◆ Task data
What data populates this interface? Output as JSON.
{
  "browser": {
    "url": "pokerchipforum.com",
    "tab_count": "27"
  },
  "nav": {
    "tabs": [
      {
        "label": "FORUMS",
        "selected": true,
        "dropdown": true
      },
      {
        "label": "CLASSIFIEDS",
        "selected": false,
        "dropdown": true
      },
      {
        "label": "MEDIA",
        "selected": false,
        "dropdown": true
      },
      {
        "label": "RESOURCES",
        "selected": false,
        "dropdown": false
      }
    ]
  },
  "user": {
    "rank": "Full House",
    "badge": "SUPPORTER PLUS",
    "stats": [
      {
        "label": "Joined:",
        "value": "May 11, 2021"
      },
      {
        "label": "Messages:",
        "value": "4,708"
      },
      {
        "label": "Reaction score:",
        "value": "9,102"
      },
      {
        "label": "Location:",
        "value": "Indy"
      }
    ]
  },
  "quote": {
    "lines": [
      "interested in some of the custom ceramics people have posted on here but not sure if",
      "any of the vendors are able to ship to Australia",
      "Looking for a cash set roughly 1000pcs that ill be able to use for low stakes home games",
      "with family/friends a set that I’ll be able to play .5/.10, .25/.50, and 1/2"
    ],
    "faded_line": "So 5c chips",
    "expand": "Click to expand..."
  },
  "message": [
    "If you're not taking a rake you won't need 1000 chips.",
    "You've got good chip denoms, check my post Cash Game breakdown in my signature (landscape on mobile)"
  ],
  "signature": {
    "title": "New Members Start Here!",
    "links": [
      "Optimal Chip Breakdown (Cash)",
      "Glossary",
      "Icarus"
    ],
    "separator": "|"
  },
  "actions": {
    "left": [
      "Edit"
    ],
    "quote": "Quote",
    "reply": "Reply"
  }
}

◆ Given problem
Reproduce each entry word for word.

◆ Complete answer
What data populates this interface? Output as JSON.
{
  "browser": {
    "url": "pokerchipforum.com",
    "tab_count": "27"
  },
  "nav": {
    "tabs": [
      {
        "label": "FORUMS",
        "selected": true,
        "dropdown": true
      },
      {
        "label": "CLASSIFIEDS",
        "selected": false,
        "dropdown": true
      },
      {
        "label": "MEDIA",
        "selected": false,
        "dropdown": true
      },
      {
        "label": "RESOURCES",
        "selected": false,
        "dropdown": false
      }
    ]
  },
  "user": {
    "rank": "Full House",
    "badge": "SUPPORTER PLUS",
    "stats": [
      {
        "label": "Joined:",
        "value": "May 11, 2021"
      },
      {
        "label": "Messages:",
        "value": "4,708"
      },
      {
        "label": "Reaction score:",
        "value": "9,102"
      },
      {
        "label": "Location:",
        "value": "Indy"
      }
    ]
  },
  "quote": {
    "lines": [
      "interested in some of the custom ceramics people have posted on here but not sure if",
      "any of the vendors are able to ship to Australia",
      "Looking for a cash set roughly 1000pcs that ill be able to use for low stakes home games",
      "with family/friends a set that I’ll be able to play .5/.10, .25/.50, and 1/2"
    ],
    "faded_line": "So 5c chips",
    "expand": "Click to expand..."
  },
  "message": [
    "If you're not taking a rake you won't need 1000 chips.",
    "You've got good chip denoms, check my post Cash Game breakdown in my signature (landscape on mobile)"
  ],
  "signature": {
    "title": "New Members Start Here!",
    "links": [
      "Optimal Chip Breakdown (Cash)",
      "Glossary",
      "Icarus"
    ],
    "separator": "|"
  },
  "actions": {
    "left": [
      "Edit"
    ],
    "quote": "Quote",
    "reply": "Reply"
  }
}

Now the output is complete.